------ Supplied material

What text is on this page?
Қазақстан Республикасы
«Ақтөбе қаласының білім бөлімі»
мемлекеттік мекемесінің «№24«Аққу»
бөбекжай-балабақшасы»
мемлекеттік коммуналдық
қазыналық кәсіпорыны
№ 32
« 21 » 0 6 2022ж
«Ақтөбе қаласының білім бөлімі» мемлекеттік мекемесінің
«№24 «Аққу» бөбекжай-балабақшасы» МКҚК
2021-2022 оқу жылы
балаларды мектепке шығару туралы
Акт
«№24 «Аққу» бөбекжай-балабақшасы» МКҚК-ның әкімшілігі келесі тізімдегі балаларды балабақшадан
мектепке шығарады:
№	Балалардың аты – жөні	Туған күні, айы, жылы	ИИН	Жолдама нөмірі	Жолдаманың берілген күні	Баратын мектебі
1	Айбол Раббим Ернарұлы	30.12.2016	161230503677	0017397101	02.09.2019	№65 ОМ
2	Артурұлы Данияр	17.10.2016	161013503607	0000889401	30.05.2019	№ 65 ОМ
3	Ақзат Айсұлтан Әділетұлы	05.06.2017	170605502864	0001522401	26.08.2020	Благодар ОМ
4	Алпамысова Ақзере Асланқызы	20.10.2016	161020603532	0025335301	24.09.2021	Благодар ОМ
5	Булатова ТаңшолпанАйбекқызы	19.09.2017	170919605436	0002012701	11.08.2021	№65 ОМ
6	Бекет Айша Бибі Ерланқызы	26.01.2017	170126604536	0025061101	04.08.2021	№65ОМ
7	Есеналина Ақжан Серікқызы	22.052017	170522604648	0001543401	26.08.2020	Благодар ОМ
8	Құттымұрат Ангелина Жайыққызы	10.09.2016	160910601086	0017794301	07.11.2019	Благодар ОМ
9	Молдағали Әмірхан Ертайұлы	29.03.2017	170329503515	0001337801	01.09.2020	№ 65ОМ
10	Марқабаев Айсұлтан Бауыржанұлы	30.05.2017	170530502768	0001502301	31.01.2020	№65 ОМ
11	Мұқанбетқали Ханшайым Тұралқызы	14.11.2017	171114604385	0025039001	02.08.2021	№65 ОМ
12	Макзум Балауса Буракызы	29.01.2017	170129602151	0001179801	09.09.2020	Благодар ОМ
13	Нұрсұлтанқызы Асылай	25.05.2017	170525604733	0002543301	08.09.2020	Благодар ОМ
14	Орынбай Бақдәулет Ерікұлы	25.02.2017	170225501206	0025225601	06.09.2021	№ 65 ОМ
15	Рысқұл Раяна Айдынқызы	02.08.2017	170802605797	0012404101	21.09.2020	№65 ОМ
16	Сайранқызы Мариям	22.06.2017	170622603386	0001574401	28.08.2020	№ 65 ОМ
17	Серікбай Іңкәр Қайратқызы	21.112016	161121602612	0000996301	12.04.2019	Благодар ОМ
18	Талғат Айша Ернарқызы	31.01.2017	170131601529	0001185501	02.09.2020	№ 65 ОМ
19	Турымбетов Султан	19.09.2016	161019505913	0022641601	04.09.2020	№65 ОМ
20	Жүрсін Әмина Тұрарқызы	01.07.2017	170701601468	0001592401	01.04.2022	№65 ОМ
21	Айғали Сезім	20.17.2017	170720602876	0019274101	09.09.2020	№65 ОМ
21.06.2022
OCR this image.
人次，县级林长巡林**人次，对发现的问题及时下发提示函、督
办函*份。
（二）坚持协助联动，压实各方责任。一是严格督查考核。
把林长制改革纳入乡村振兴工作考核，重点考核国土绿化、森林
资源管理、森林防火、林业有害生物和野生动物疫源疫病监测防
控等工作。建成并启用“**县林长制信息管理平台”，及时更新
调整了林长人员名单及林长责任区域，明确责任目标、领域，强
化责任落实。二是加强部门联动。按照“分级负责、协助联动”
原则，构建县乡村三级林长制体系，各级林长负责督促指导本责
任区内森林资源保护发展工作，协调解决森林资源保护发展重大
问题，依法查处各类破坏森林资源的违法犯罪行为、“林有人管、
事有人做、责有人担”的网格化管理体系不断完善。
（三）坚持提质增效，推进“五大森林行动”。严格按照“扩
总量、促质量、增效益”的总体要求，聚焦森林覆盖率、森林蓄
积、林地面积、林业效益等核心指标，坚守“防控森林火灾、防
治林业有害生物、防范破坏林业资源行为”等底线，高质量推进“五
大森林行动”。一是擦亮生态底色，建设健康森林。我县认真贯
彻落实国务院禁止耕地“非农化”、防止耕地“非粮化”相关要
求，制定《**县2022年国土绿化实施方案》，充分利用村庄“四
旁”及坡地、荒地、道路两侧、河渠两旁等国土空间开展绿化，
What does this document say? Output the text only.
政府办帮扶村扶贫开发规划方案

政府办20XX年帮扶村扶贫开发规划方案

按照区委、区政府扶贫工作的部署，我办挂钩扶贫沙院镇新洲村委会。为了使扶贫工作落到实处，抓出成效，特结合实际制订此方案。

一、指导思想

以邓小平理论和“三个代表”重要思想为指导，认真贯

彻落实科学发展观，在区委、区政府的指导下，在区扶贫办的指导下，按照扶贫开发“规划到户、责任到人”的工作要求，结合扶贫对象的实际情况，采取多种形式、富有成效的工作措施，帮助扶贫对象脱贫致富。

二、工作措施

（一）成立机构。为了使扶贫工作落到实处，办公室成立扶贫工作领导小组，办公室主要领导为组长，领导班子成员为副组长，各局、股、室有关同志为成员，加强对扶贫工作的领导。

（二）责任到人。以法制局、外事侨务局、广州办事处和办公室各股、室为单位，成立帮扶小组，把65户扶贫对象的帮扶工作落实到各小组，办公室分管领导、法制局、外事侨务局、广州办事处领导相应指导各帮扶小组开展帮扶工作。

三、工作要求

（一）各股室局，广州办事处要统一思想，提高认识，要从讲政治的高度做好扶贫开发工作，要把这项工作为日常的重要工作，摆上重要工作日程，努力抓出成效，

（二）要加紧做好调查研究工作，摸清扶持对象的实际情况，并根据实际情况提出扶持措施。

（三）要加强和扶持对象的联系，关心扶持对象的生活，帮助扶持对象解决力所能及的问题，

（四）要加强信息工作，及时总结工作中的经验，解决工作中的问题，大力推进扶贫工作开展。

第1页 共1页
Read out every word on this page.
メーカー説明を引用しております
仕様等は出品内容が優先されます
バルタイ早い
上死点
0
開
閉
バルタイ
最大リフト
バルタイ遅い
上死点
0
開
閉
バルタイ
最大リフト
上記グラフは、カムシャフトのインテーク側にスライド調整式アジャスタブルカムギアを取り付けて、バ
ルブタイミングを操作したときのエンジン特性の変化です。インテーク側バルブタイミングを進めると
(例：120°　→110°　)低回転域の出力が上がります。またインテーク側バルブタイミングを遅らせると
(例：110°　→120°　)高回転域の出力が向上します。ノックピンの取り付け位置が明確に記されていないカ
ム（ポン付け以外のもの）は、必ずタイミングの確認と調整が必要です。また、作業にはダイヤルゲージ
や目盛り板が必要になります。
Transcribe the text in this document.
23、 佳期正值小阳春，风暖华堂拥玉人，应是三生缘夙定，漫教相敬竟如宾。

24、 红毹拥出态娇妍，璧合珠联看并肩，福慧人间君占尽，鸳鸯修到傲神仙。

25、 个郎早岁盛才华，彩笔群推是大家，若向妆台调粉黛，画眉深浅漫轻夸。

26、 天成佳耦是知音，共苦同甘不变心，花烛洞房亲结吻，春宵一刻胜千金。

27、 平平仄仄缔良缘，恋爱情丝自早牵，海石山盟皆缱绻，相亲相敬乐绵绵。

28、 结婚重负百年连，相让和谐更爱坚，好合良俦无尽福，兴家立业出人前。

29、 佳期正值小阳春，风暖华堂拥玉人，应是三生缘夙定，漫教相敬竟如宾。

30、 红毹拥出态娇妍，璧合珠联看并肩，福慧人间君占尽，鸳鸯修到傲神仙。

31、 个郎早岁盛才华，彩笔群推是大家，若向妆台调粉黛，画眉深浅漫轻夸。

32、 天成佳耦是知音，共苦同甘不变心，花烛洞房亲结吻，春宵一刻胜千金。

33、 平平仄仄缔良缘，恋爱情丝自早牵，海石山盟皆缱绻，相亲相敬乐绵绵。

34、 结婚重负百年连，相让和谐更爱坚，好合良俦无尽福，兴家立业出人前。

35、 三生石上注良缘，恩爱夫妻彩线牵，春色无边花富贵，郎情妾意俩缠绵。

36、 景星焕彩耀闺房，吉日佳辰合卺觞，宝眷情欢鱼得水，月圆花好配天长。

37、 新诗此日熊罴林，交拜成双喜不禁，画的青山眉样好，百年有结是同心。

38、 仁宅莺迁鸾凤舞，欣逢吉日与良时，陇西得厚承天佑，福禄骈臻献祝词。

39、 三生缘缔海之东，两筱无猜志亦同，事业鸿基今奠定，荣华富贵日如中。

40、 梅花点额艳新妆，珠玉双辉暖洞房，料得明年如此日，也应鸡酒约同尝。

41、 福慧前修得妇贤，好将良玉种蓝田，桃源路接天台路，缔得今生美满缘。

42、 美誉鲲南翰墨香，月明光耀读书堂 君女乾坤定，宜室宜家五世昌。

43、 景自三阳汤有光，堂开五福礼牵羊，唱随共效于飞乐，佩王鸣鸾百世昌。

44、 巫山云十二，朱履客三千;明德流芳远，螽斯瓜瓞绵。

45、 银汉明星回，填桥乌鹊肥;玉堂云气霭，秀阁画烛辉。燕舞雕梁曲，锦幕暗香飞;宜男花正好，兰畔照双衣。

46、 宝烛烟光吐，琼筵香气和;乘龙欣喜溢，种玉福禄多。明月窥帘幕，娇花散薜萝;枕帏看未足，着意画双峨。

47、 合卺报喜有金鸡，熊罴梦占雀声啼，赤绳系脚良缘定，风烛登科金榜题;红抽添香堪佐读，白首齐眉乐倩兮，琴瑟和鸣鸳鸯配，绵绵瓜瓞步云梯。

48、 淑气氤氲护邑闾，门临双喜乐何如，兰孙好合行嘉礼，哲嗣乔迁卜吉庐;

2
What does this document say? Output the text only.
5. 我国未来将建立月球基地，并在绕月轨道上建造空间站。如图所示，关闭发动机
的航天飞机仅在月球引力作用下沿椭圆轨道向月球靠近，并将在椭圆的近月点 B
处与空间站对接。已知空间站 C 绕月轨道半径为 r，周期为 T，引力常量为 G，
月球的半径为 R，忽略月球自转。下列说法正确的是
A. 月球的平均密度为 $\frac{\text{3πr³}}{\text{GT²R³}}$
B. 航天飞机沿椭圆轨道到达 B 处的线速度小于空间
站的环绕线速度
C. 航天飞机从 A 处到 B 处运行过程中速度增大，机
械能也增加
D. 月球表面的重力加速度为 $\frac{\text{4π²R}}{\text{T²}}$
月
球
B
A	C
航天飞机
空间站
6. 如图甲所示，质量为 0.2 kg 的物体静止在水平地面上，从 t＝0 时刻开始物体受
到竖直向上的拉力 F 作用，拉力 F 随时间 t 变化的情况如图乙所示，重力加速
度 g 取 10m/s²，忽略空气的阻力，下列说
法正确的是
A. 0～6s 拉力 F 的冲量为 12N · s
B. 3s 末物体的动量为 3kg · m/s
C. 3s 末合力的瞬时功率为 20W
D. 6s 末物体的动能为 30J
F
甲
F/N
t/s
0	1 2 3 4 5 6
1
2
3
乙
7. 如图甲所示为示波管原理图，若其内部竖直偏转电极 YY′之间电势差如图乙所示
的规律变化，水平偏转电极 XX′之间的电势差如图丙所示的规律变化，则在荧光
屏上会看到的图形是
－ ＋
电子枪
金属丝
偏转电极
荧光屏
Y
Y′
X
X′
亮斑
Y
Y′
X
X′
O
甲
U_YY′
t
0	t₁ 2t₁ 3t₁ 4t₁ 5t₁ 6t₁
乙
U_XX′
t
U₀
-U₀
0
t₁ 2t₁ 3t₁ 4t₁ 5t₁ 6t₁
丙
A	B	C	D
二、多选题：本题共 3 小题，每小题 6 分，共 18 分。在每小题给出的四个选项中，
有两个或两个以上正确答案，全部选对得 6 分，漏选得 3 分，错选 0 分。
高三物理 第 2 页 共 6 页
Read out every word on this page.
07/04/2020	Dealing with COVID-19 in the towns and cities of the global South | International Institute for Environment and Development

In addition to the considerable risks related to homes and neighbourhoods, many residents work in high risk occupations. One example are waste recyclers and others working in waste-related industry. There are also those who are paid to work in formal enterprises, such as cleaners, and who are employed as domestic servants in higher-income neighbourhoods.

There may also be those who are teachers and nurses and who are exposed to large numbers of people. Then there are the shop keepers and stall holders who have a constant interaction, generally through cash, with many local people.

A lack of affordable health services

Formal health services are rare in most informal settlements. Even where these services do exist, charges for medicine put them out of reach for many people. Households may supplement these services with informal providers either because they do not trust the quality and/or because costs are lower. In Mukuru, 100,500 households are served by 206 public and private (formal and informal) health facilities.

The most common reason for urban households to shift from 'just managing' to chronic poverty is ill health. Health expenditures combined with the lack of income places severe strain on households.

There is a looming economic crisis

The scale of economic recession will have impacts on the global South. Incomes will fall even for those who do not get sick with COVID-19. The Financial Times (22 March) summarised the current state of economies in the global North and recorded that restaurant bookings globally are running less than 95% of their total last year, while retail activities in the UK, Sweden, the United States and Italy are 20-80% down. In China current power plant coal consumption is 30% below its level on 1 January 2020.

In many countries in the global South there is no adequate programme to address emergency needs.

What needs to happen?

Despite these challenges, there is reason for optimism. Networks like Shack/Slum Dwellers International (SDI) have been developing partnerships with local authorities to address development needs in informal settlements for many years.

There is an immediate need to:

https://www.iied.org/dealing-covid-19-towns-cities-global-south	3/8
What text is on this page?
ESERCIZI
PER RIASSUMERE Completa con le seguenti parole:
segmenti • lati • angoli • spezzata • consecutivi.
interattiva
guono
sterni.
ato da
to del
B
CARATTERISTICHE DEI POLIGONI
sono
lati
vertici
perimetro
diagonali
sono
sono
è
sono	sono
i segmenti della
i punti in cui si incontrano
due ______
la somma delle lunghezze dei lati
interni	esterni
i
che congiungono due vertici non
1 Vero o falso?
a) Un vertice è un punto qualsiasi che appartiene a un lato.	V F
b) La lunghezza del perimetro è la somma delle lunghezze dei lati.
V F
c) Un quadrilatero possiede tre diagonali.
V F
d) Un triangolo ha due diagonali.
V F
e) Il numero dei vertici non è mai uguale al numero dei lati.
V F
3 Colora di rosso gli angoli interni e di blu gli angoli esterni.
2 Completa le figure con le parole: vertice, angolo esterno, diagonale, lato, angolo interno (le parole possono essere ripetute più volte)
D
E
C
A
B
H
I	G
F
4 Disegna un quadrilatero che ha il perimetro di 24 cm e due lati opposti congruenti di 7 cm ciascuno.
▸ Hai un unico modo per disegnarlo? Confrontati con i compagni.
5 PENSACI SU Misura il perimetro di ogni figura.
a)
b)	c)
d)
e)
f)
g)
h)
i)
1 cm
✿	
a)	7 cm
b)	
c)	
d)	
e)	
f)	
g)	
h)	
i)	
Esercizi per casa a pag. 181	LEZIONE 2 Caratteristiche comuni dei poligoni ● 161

------------

*To do*
Find every line in the records that has the string "esterni", then state how many there are and nothing else.

*Correct response*
2